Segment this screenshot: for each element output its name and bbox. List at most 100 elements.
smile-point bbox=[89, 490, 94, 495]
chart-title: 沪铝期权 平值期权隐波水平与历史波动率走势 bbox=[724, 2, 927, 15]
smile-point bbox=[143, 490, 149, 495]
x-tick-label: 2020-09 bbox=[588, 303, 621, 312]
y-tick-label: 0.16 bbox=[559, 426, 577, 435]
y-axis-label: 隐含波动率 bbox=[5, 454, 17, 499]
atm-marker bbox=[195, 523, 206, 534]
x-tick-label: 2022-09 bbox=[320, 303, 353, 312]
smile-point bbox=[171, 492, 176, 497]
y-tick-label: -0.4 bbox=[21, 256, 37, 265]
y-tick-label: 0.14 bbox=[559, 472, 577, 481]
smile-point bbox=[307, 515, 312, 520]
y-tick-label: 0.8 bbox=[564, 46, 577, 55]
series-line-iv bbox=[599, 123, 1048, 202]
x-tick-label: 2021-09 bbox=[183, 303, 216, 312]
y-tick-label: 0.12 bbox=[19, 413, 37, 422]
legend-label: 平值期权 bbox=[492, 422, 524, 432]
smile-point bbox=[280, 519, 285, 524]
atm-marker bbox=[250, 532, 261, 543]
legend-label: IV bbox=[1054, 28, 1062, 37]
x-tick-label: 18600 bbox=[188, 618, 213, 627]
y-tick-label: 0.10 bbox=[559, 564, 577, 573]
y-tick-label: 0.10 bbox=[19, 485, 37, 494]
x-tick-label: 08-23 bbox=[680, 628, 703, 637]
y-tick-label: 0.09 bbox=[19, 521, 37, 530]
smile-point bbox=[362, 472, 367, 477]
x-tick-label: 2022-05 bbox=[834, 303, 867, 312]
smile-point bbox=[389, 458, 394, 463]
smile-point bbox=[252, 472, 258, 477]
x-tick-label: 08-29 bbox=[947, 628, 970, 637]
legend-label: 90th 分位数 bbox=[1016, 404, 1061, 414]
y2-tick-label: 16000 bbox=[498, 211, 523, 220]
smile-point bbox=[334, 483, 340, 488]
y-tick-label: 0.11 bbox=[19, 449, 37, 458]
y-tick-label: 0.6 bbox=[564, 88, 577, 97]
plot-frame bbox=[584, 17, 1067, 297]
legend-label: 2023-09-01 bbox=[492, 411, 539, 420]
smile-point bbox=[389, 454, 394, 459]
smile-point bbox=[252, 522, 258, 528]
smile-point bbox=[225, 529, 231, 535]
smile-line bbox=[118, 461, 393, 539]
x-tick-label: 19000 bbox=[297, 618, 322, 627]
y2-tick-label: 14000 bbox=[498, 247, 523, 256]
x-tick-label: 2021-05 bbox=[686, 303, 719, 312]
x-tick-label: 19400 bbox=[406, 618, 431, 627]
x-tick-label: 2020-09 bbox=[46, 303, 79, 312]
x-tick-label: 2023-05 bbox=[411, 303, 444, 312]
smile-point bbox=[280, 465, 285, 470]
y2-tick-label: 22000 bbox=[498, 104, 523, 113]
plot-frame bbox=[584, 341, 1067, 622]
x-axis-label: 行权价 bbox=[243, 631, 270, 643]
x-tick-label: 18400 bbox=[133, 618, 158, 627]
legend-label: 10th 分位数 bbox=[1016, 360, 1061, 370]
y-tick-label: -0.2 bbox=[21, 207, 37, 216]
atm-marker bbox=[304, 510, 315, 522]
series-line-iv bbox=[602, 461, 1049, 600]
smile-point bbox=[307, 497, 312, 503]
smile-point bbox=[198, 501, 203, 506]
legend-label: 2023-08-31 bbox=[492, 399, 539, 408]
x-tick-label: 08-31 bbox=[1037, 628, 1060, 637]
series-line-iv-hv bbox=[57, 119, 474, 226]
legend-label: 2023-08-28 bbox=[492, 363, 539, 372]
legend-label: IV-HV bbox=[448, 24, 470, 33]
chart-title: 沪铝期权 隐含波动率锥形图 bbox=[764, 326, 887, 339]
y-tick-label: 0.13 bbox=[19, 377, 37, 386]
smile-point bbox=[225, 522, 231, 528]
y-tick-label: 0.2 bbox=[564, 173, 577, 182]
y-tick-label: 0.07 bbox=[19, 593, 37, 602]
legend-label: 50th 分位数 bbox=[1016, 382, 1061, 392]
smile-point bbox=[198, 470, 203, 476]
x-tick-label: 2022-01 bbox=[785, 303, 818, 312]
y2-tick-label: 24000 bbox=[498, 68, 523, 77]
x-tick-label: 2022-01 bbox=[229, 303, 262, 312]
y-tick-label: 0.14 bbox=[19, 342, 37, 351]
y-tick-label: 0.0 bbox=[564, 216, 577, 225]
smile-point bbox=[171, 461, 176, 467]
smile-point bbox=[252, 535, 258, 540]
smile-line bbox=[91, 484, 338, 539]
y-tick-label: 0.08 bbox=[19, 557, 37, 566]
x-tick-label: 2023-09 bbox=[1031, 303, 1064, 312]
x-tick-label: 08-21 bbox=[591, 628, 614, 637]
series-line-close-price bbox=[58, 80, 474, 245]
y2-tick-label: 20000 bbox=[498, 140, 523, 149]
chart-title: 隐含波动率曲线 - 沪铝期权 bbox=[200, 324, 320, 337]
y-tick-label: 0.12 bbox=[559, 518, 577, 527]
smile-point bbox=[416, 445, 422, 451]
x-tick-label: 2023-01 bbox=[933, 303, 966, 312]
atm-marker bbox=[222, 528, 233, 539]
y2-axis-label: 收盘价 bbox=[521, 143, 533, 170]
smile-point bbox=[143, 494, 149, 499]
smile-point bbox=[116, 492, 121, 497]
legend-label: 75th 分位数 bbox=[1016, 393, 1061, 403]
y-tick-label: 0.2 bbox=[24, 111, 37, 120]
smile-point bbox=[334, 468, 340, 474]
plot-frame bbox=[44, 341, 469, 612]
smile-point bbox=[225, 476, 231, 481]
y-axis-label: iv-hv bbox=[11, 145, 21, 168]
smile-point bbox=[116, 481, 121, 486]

---

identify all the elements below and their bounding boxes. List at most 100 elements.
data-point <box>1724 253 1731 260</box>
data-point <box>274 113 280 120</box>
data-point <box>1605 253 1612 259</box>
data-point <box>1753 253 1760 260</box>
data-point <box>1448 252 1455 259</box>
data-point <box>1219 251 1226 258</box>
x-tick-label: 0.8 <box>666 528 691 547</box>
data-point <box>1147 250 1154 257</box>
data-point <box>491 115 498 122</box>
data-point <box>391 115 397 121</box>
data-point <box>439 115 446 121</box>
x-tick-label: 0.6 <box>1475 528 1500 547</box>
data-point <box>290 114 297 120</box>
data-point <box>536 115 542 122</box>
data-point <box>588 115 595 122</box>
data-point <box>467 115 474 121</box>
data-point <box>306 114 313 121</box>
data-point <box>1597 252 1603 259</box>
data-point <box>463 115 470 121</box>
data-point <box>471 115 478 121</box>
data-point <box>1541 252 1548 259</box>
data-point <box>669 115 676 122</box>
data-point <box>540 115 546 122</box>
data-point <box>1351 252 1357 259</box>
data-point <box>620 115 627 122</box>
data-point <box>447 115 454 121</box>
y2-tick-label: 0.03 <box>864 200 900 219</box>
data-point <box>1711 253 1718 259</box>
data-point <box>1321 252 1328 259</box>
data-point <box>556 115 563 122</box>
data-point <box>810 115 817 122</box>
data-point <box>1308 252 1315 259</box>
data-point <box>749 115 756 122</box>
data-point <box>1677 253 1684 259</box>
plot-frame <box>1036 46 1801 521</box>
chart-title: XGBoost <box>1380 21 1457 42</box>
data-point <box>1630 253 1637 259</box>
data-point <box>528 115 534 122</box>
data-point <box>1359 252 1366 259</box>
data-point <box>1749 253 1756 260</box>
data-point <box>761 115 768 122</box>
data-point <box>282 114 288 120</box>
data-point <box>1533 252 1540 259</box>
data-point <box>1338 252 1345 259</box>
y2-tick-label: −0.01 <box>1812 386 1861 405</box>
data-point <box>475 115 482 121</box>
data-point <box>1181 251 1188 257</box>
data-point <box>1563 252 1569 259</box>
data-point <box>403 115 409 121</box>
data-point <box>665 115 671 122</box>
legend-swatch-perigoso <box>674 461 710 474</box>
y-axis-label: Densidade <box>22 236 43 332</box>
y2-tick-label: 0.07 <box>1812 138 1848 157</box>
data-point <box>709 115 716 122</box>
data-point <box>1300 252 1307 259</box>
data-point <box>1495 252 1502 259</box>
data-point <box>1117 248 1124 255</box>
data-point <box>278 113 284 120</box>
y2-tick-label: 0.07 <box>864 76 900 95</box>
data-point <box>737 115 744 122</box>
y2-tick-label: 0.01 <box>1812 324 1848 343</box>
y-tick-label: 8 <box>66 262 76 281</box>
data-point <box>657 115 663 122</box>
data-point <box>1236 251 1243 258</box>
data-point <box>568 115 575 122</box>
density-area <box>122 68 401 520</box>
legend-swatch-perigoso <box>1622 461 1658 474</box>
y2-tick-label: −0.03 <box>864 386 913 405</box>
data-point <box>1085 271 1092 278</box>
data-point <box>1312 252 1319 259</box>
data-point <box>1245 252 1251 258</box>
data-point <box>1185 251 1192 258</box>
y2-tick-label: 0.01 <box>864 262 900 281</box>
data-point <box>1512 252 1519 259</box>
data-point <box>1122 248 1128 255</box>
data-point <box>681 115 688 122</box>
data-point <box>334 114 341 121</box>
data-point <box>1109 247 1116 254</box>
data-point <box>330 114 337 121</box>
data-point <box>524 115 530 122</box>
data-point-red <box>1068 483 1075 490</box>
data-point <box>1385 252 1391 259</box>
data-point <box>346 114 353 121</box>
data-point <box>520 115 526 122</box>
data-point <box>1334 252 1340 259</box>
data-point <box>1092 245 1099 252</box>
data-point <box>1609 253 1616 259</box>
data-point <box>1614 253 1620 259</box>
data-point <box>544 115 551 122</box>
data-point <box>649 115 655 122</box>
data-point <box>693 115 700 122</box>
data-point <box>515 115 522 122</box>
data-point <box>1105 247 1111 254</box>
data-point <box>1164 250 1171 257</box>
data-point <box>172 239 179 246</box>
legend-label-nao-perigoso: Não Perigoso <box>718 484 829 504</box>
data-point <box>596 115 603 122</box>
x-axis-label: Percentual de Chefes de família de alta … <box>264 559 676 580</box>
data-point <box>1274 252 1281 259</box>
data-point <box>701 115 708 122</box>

---

## [Stated goal]
Copy the material above word for word, starting at the line that contains "Segment this screenshot: for" and ending at the line that contains "atm-marker bbox=[250, 532, 261, 543]", with both of those lines included.

## [Answer for the task]
Segment this screenshot: for each element output its name and bbox. List at most 100 elements.
smile-point bbox=[89, 490, 94, 495]
chart-title: 沪铝期权 平值期权隐波水平与历史波动率走势 bbox=[724, 2, 927, 15]
smile-point bbox=[143, 490, 149, 495]
x-tick-label: 2020-09 bbox=[588, 303, 621, 312]
y-tick-label: 0.16 bbox=[559, 426, 577, 435]
y-axis-label: 隐含波动率 bbox=[5, 454, 17, 499]
atm-marker bbox=[195, 523, 206, 534]
x-tick-label: 2022-09 bbox=[320, 303, 353, 312]
smile-point bbox=[171, 492, 176, 497]
y-tick-label: -0.4 bbox=[21, 256, 37, 265]
y-tick-label: 0.14 bbox=[559, 472, 577, 481]
smile-point bbox=[307, 515, 312, 520]
y-tick-label: 0.8 bbox=[564, 46, 577, 55]
series-line-iv bbox=[599, 123, 1048, 202]
x-tick-label: 2021-09 bbox=[183, 303, 216, 312]
y-tick-label: 0.12 bbox=[19, 413, 37, 422]
legend-label: 平值期权 bbox=[492, 422, 524, 432]
smile-point bbox=[280, 519, 285, 524]
atm-marker bbox=[250, 532, 261, 543]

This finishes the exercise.